#### EXCERPTED DATA

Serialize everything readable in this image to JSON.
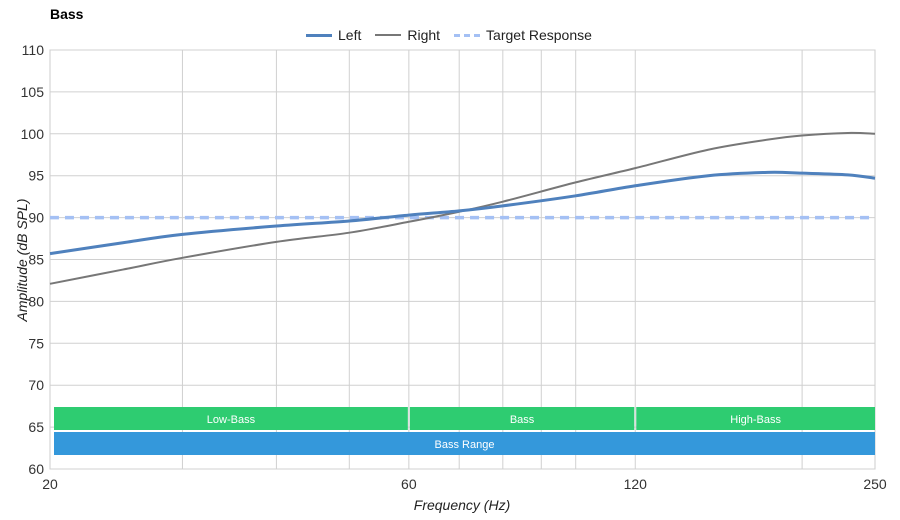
{
  "chart_data": {
    "type": "line",
    "title": "Bass",
    "xlabel": "Frequency (Hz)",
    "ylabel": "Amplitude (dB SPL)",
    "xscale": "log",
    "xlim": [
      20,
      250
    ],
    "ylim": [
      60,
      110
    ],
    "xticks": [
      20,
      60,
      120,
      250
    ],
    "yticks": [
      60,
      65,
      70,
      75,
      80,
      85,
      90,
      95,
      100,
      105,
      110
    ],
    "grid": true,
    "legend_position": "top",
    "series": [
      {
        "name": "Left",
        "color": "#4f81bd",
        "style": "solid-thick",
        "x": [
          20,
          25,
          30,
          40,
          50,
          60,
          70,
          80,
          100,
          120,
          150,
          180,
          200,
          230,
          250
        ],
        "y": [
          85.7,
          87.0,
          88.0,
          89.0,
          89.6,
          90.3,
          90.8,
          91.4,
          92.6,
          93.8,
          95.0,
          95.4,
          95.3,
          95.1,
          94.7
        ]
      },
      {
        "name": "Right",
        "color": "#777777",
        "style": "solid",
        "x": [
          20,
          25,
          30,
          40,
          50,
          60,
          70,
          80,
          100,
          120,
          150,
          180,
          200,
          230,
          250
        ],
        "y": [
          82.1,
          83.8,
          85.2,
          87.1,
          88.2,
          89.5,
          90.7,
          91.9,
          94.2,
          95.9,
          98.1,
          99.3,
          99.8,
          100.1,
          100.0
        ]
      },
      {
        "name": "Target Response",
        "color": "#a4c0f4",
        "style": "dashed",
        "x": [
          20,
          250
        ],
        "y": [
          90,
          90
        ]
      }
    ],
    "bands": [
      {
        "label": "Low-Bass",
        "from": 20,
        "to": 60,
        "row": 1,
        "color": "#2ecc71"
      },
      {
        "label": "Bass",
        "from": 60,
        "to": 120,
        "row": 1,
        "color": "#2ecc71"
      },
      {
        "label": "High-Bass",
        "from": 120,
        "to": 250,
        "row": 1,
        "color": "#2ecc71"
      },
      {
        "label": "Bass Range",
        "from": 20,
        "to": 250,
        "row": 2,
        "color": "#3498db"
      }
    ]
  }
}
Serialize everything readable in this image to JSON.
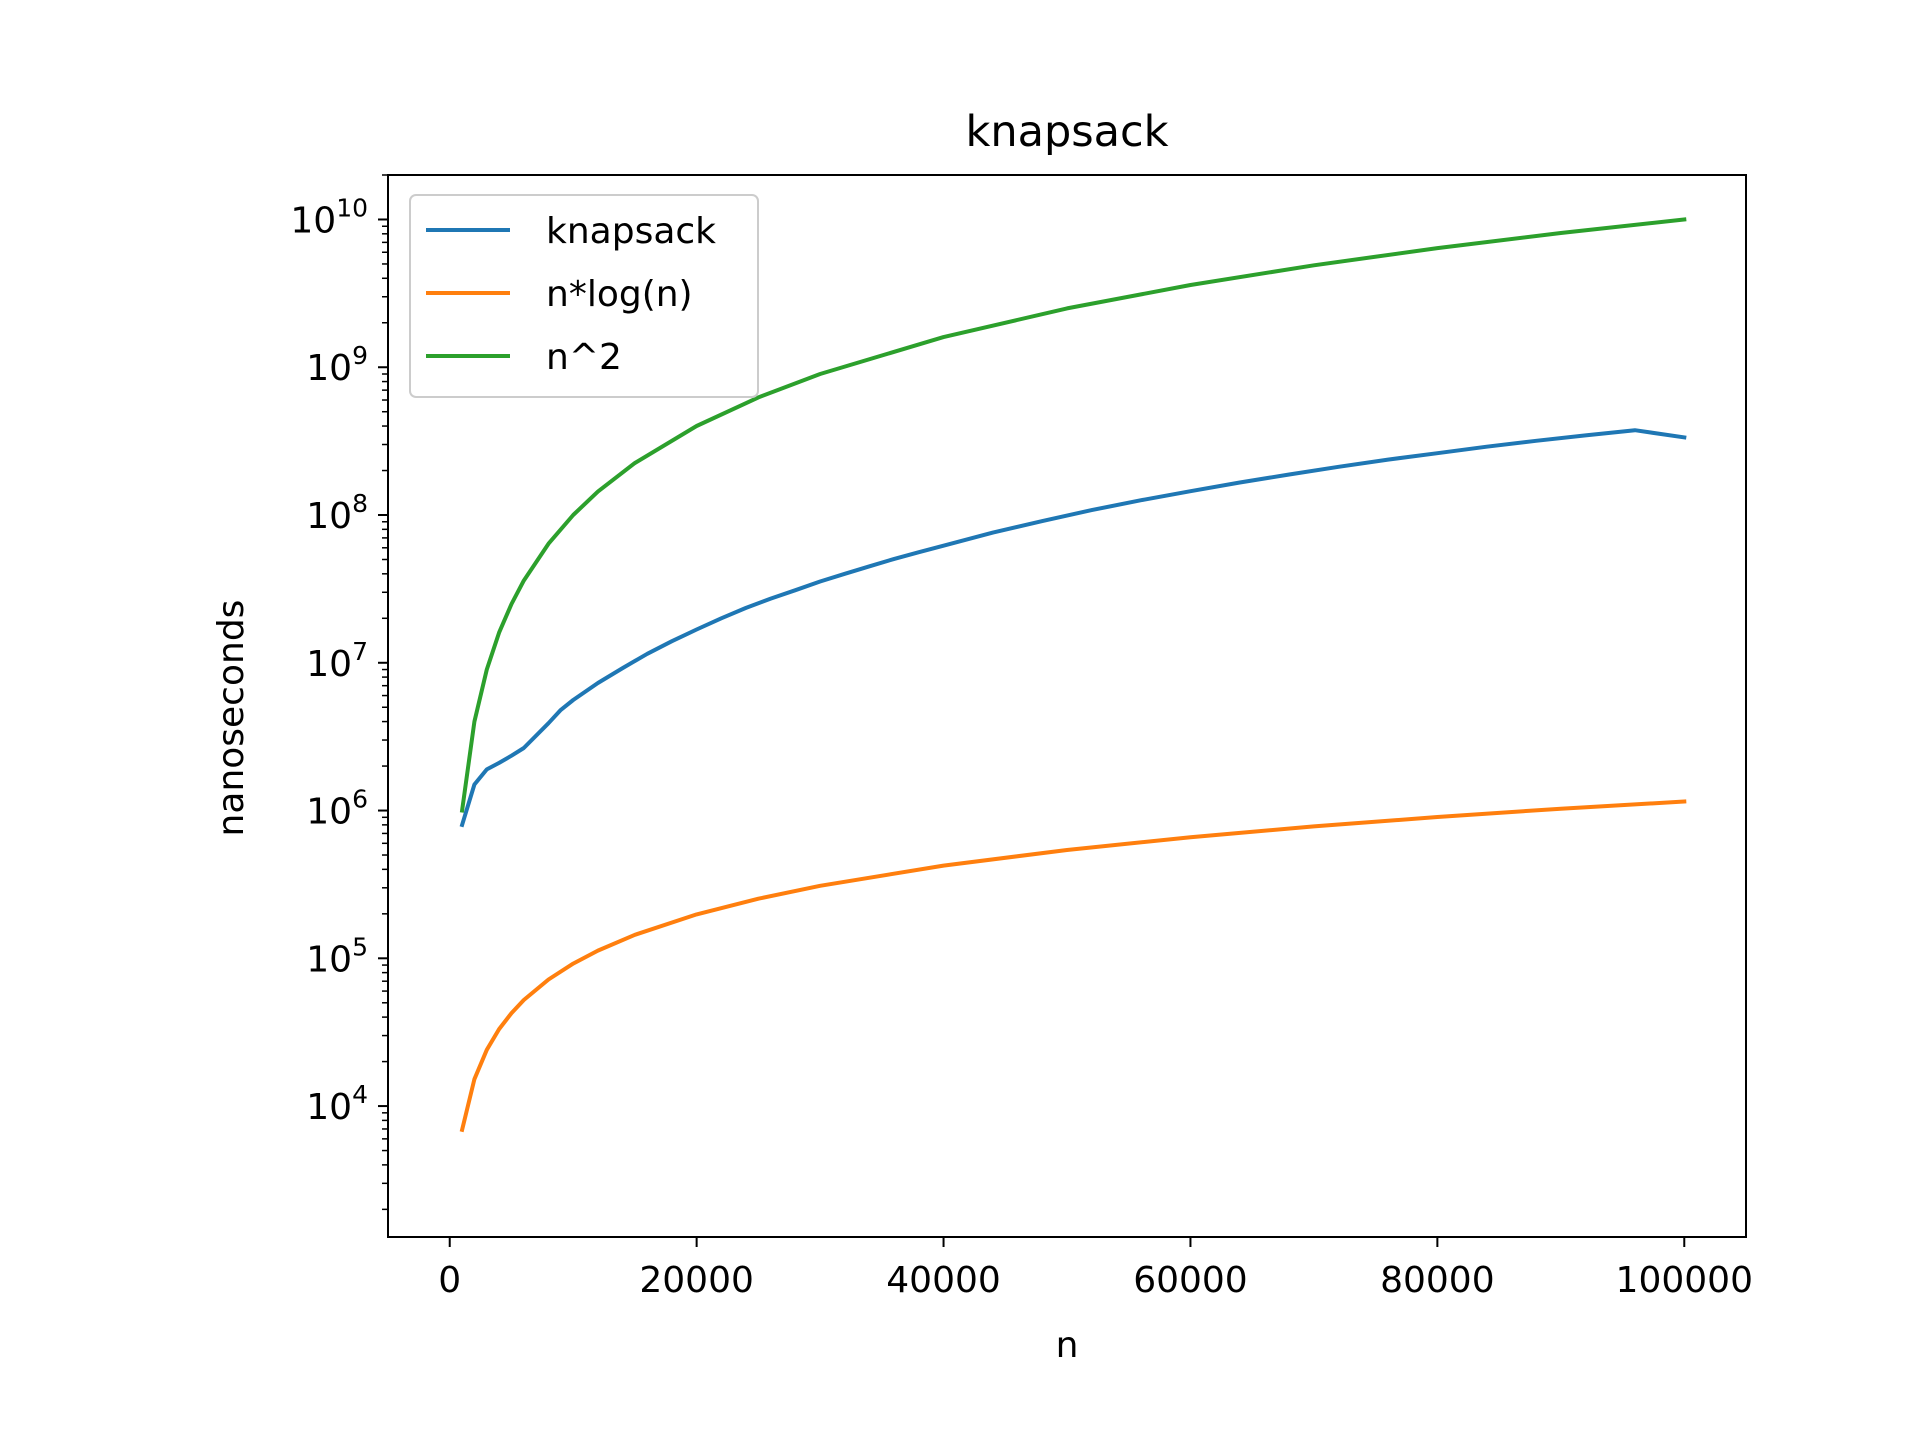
{
  "chart_data": {
    "type": "line",
    "title": "knapsack",
    "xlabel": "n",
    "ylabel": "nanoseconds",
    "xlim": [
      -5000,
      105000
    ],
    "ylim": [
      1300,
      20000000000
    ],
    "yscale": "log",
    "grid": false,
    "legend_position": "top-left",
    "x_ticks": [
      {
        "value": 0,
        "label": "0"
      },
      {
        "value": 20000,
        "label": "20000"
      },
      {
        "value": 40000,
        "label": "40000"
      },
      {
        "value": 60000,
        "label": "60000"
      },
      {
        "value": 80000,
        "label": "80000"
      },
      {
        "value": 100000,
        "label": "100000"
      }
    ],
    "y_ticks": [
      {
        "value": 10000,
        "base": "10",
        "exp": "4"
      },
      {
        "value": 100000,
        "base": "10",
        "exp": "5"
      },
      {
        "value": 1000000,
        "base": "10",
        "exp": "6"
      },
      {
        "value": 10000000,
        "base": "10",
        "exp": "7"
      },
      {
        "value": 100000000,
        "base": "10",
        "exp": "8"
      },
      {
        "value": 1000000000,
        "base": "10",
        "exp": "9"
      },
      {
        "value": 10000000000,
        "base": "10",
        "exp": "10"
      }
    ],
    "series": [
      {
        "name": "knapsack",
        "color": "#1f77b4",
        "x": [
          1000,
          2000,
          3000,
          4000,
          5000,
          6000,
          8000,
          9000,
          10000,
          12000,
          14000,
          16000,
          18000,
          20000,
          22000,
          24000,
          26000,
          28000,
          30000,
          32000,
          34000,
          36000,
          38000,
          40000,
          44000,
          48000,
          52000,
          56000,
          60000,
          64000,
          68000,
          72000,
          76000,
          80000,
          84000,
          88000,
          92000,
          96000,
          100000
        ],
        "y": [
          800000,
          1500000,
          1900000,
          2100000,
          2350000,
          2650000,
          3900000,
          4800000,
          5600000,
          7300000,
          9200000,
          11500000,
          14000000,
          16800000,
          20000000,
          23500000,
          27200000,
          31000000,
          35500000,
          40000000,
          45000000,
          50500000,
          56000000,
          62000000,
          76000000,
          91000000,
          108000000,
          126000000,
          145000000,
          166000000,
          188000000,
          212000000,
          237000000,
          262000000,
          290000000,
          318000000,
          346000000,
          375000000,
          335000000
        ]
      },
      {
        "name": "n*log(n)",
        "color": "#ff7f0e",
        "x": [
          1000,
          2000,
          3000,
          4000,
          5000,
          6000,
          8000,
          10000,
          12000,
          15000,
          20000,
          25000,
          30000,
          40000,
          50000,
          60000,
          70000,
          80000,
          90000,
          100000
        ],
        "y": [
          6908,
          15202,
          24019,
          33176,
          42586,
          52197,
          71899,
          92103,
          112708,
          144235,
          198070,
          253204,
          309284,
          423865,
          540989,
          660258,
          781458,
          904368,
          1028772,
          1151293
        ]
      },
      {
        "name": "n^2",
        "color": "#2ca02c",
        "x": [
          1000,
          2000,
          3000,
          4000,
          5000,
          6000,
          8000,
          10000,
          12000,
          15000,
          20000,
          25000,
          30000,
          40000,
          50000,
          60000,
          70000,
          80000,
          90000,
          100000
        ],
        "y": [
          1000000,
          4000000,
          9000000,
          16000000,
          25000000,
          36000000,
          64000000,
          100000000,
          144000000,
          225000000,
          400000000,
          625000000,
          900000000,
          1600000000,
          2500000000,
          3600000000,
          4900000000,
          6400000000,
          8100000000,
          10000000000
        ]
      }
    ]
  }
}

########

All of the lines above should be retyped precisely, apart from the pictures.

# [IN RESPONSE]
Serialize everything readable in this image to JSON.
{
  "chart_data": {
    "type": "line",
    "title": "Bass",
    "xlabel": "Frequency (Hz)",
    "ylabel": "Amplitude (dB SPL)",
    "xscale": "log",
    "xlim": [
      20,
      250
    ],
    "ylim": [
      60,
      110
    ],
    "xticks": [
      20,
      60,
      120,
      250
    ],
    "yticks": [
      60,
      65,
      70,
      75,
      80,
      85,
      90,
      95,
      100,
      105,
      110
    ],
    "grid": true,
    "legend_position": "top",
    "series": [
      {
        "name": "Left",
        "color": "#4f81bd",
        "style": "solid-thick",
        "x": [
          20,
          25,
          30,
          40,
          50,
          60,
          70,
          80,
          100,
          120,
          150,
          180,
          200,
          230,
          250
        ],
        "y": [
          85.7,
          87.0,
          88.0,
          89.0,
          89.6,
          90.3,
          90.8,
          91.4,
          92.6,
          93.8,
          95.0,
          95.4,
          95.3,
          95.1,
          94.7
        ]
      },
      {
        "name": "Right",
        "color": "#777777",
        "style": "solid",
        "x": [
          20,
          25,
          30,
          40,
          50,
          60,
          70,
          80,
          100,
          120,
          150,
          180,
          200,
          230,
          250
        ],
        "y": [
          82.1,
          83.8,
          85.2,
          87.1,
          88.2,
          89.5,
          90.7,
          91.9,
          94.2,
          95.9,
          98.1,
          99.3,
          99.8,
          100.1,
          100.0
        ]
      },
      {
        "name": "Target Response",
        "color": "#a4c0f4",
        "style": "dashed",
        "x": [
          20,
          250
        ],
        "y": [
          90,
          90
        ]
      }
    ],
    "bands": [
      {
        "label": "Low-Bass",
        "from": 20,
        "to": 60,
        "row": 1,
        "color": "#2ecc71"
      },
      {
        "label": "Bass",
        "from": 60,
        "to": 120,
        "row": 1,
        "color": "#2ecc71"
      },
      {
        "label": "High-Bass",
        "from": 120,
        "to": 250,
        "row": 1,
        "color": "#2ecc71"
      },
      {
        "label": "Bass Range",
        "from": 20,
        "to": 250,
        "row": 2,
        "color": "#3498db"
      }
    ]
  }
}
Serialize everything readable in this image to JSON.
{
  "chart_data": {
    "type": "line",
    "title": "knapsack",
    "xlabel": "n",
    "ylabel": "nanoseconds",
    "xlim": [
      -5000,
      105000
    ],
    "ylim": [
      1300,
      20000000000
    ],
    "yscale": "log",
    "grid": false,
    "legend_position": "top-left",
    "x_ticks": [
      {
        "value": 0,
        "label": "0"
      },
      {
        "value": 20000,
        "label": "20000"
      },
      {
        "value": 40000,
        "label": "40000"
      },
      {
        "value": 60000,
        "label": "60000"
      },
      {
        "value": 80000,
        "label": "80000"
      },
      {
        "value": 100000,
        "label": "100000"
      }
    ],
    "y_ticks": [
      {
        "value": 10000,
        "base": "10",
        "exp": "4"
      },
      {
        "value": 100000,
        "base": "10",
        "exp": "5"
      },
      {
        "value": 1000000,
        "base": "10",
        "exp": "6"
      },
      {
        "value": 10000000,
        "base": "10",
        "exp": "7"
      },
      {
        "value": 100000000,
        "base": "10",
        "exp": "8"
      },
      {
        "value": 1000000000,
        "base": "10",
        "exp": "9"
      },
      {
        "value": 10000000000,
        "base": "10",
        "exp": "10"
      }
    ],
    "series": [
      {
        "name": "knapsack",
        "color": "#1f77b4",
        "x": [
          1000,
          2000,
          3000,
          4000,
          5000,
          6000,
          8000,
          9000,
          10000,
          12000,
          14000,
          16000,
          18000,
          20000,
          22000,
          24000,
          26000,
          28000,
          30000,
          32000,
          34000,
          36000,
          38000,
          40000,
          44000,
          48000,
          52000,
          56000,
          60000,
          64000,
          68000,
          72000,
          76000,
          80000,
          84000,
          88000,
          92000,
          96000,
          100000
        ],
        "y": [
          800000,
          1500000,
          1900000,
          2100000,
          2350000,
          2650000,
          3900000,
          4800000,
          5600000,
          7300000,
          9200000,
          11500000,
          14000000,
          16800000,
          20000000,
          23500000,
          27200000,
          31000000,
          35500000,
          40000000,
          45000000,
          50500000,
          56000000,
          62000000,
          76000000,
          91000000,
          108000000,
          126000000,
          145000000,
          166000000,
          188000000,
          212000000,
          237000000,
          262000000,
          290000000,
          318000000,
          346000000,
          375000000,
          335000000
        ]
      },
      {
        "name": "n*log(n)",
        "color": "#ff7f0e",
        "x": [
          1000,
          2000,
          3000,
          4000,
          5000,
          6000,
          8000,
          10000,
          12000,
          15000,
          20000,
          25000,
          30000,
          40000,
          50000,
          60000,
          70000,
          80000,
          90000,
          100000
        ],
        "y": [
          6908,
          15202,
          24019,
          33176,
          42586,
          52197,
          71899,
          92103,
          112708,
          144235,
          198070,
          253204,
          309284,
          423865,
          540989,
          660258,
          781458,
          904368,
          1028772,
          1151293
        ]
      },
      {
        "name": "n^2",
        "color": "#2ca02c",
        "x": [
          1000,
          2000,
          3000,
          4000,
          5000,
          6000,
          8000,
          10000,
          12000,
          15000,
          20000,
          25000,
          30000,
          40000,
          50000,
          60000,
          70000,
          80000,
          90000,
          100000
        ],
        "y": [
          1000000,
          4000000,
          9000000,
          16000000,
          25000000,
          36000000,
          64000000,
          100000000,
          144000000,
          225000000,
          400000000,
          625000000,
          900000000,
          1600000000,
          2500000000,
          3600000000,
          4900000000,
          6400000000,
          8100000000,
          10000000000
        ]
      }
    ]
  }
}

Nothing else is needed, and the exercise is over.